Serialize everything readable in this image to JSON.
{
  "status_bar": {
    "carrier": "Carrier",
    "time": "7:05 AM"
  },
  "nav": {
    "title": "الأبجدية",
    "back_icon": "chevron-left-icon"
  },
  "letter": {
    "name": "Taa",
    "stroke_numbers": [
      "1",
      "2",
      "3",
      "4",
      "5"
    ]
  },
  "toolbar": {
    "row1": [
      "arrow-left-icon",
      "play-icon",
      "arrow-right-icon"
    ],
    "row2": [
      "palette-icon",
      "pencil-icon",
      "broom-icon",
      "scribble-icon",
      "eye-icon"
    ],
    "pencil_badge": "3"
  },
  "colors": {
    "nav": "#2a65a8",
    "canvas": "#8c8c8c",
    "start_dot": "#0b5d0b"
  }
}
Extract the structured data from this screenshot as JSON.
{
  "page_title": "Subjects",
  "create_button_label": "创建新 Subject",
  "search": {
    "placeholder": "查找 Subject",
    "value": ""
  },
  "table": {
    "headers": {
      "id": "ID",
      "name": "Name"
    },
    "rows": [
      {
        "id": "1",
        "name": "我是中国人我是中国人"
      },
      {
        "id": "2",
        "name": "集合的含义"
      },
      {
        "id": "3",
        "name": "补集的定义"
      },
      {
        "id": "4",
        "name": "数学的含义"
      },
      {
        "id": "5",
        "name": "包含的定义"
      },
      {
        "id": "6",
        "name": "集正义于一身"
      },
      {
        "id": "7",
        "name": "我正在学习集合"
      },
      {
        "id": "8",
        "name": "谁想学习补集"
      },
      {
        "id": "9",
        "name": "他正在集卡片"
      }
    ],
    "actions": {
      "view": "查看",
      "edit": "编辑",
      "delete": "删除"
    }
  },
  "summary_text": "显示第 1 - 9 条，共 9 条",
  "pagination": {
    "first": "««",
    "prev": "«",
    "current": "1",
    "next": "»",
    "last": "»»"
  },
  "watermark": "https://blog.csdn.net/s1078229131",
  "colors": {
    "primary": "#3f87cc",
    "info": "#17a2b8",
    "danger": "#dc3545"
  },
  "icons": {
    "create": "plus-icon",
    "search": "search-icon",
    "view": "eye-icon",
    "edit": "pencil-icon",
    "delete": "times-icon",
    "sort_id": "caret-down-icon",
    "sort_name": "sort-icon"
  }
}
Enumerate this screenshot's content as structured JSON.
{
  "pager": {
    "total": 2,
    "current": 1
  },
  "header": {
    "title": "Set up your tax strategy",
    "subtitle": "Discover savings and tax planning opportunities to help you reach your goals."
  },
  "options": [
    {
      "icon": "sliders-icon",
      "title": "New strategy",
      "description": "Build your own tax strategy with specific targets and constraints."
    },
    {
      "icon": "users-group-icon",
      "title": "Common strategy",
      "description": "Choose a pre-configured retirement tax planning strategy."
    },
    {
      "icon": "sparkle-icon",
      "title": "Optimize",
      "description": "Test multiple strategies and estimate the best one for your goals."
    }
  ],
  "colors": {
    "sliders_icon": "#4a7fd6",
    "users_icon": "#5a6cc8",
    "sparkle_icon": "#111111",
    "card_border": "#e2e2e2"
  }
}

------------------------

#### [Written problem]
Go through the listing above and restate it word for word.

#### [Result of this exercise]
Serialize everything readable in this image to JSON.
{
  "status_bar": {
    "carrier": "Carrier",
    "time": "7:05 AM"
  },
  "nav": {
    "title": "الأبجدية",
    "back_icon": "chevron-left-icon"
  },
  "letter": {
    "name": "Taa",
    "stroke_numbers": [
      "1",
      "2",
      "3",
      "4",
      "5"
    ]
  },
  "toolbar": {
    "row1": [
      "arrow-left-icon",
      "play-icon",
      "arrow-right-icon"
    ],
    "row2": [
      "palette-icon",
      "pencil-icon",
      "broom-icon",
      "scribble-icon",
      "eye-icon"
    ],
    "pencil_badge": "3"
  },
  "colors": {
    "nav": "#2a65a8",
    "canvas": "#8c8c8c",
    "start_dot": "#0b5d0b"
  }
}
Extract the structured data from this screenshot as JSON.
{
  "page_title": "Subjects",
  "create_button_label": "创建新 Subject",
  "search": {
    "placeholder": "查找 Subject",
    "value": ""
  },
  "table": {
    "headers": {
      "id": "ID",
      "name": "Name"
    },
    "rows": [
      {
        "id": "1",
        "name": "我是中国人我是中国人"
      },
      {
        "id": "2",
        "name": "集合的含义"
      },
      {
        "id": "3",
        "name": "补集的定义"
      },
      {
        "id": "4",
        "name": "数学的含义"
      },
      {
        "id": "5",
        "name": "包含的定义"
      },
      {
        "id": "6",
        "name": "集正义于一身"
      },
      {
        "id": "7",
        "name": "我正在学习集合"
      },
      {
        "id": "8",
        "name": "谁想学习补集"
      },
      {
        "id": "9",
        "name": "他正在集卡片"
      }
    ],
    "actions": {
      "view": "查看",
      "edit": "编辑",
      "delete": "删除"
    }
  },
  "summary_text": "显示第 1 - 9 条，共 9 条",
  "pagination": {
    "first": "««",
    "prev": "«",
    "current": "1",
    "next": "»",
    "last": "»»"
  },
  "watermark": "https://blog.csdn.net/s1078229131",
  "colors": {
    "primary": "#3f87cc",
    "info": "#17a2b8",
    "danger": "#dc3545"
  },
  "icons": {
    "create": "plus-icon",
    "search": "search-icon",
    "view": "eye-icon",
    "edit": "pencil-icon",
    "delete": "times-icon",
    "sort_id": "caret-down-icon",
    "sort_name": "sort-icon"
  }
}
Enumerate this screenshot's content as structured JSON.
{
  "pager": {
    "total": 2,
    "current": 1
  },
  "header": {
    "title": "Set up your tax strategy",
    "subtitle": "Discover savings and tax planning opportunities to help you reach your goals."
  },
  "options": [
    {
      "icon": "sliders-icon",
      "title": "New strategy",
      "description": "Build your own tax strategy with specific targets and constraints."
    },
    {
      "icon": "users-group-icon",
      "title": "Common strategy",
      "description": "Choose a pre-configured retirement tax planning strategy."
    },
    {
      "icon": "sparkle-icon",
      "title": "Optimize",
      "description": "Test multiple strategies and estimate the best one for your goals."
    }
  ],
  "colors": {
    "sliders_icon": "#4a7fd6",
    "users_icon": "#5a6cc8",
    "sparkle_icon": "#111111",
    "card_border": "#e2e2e2"
  }
}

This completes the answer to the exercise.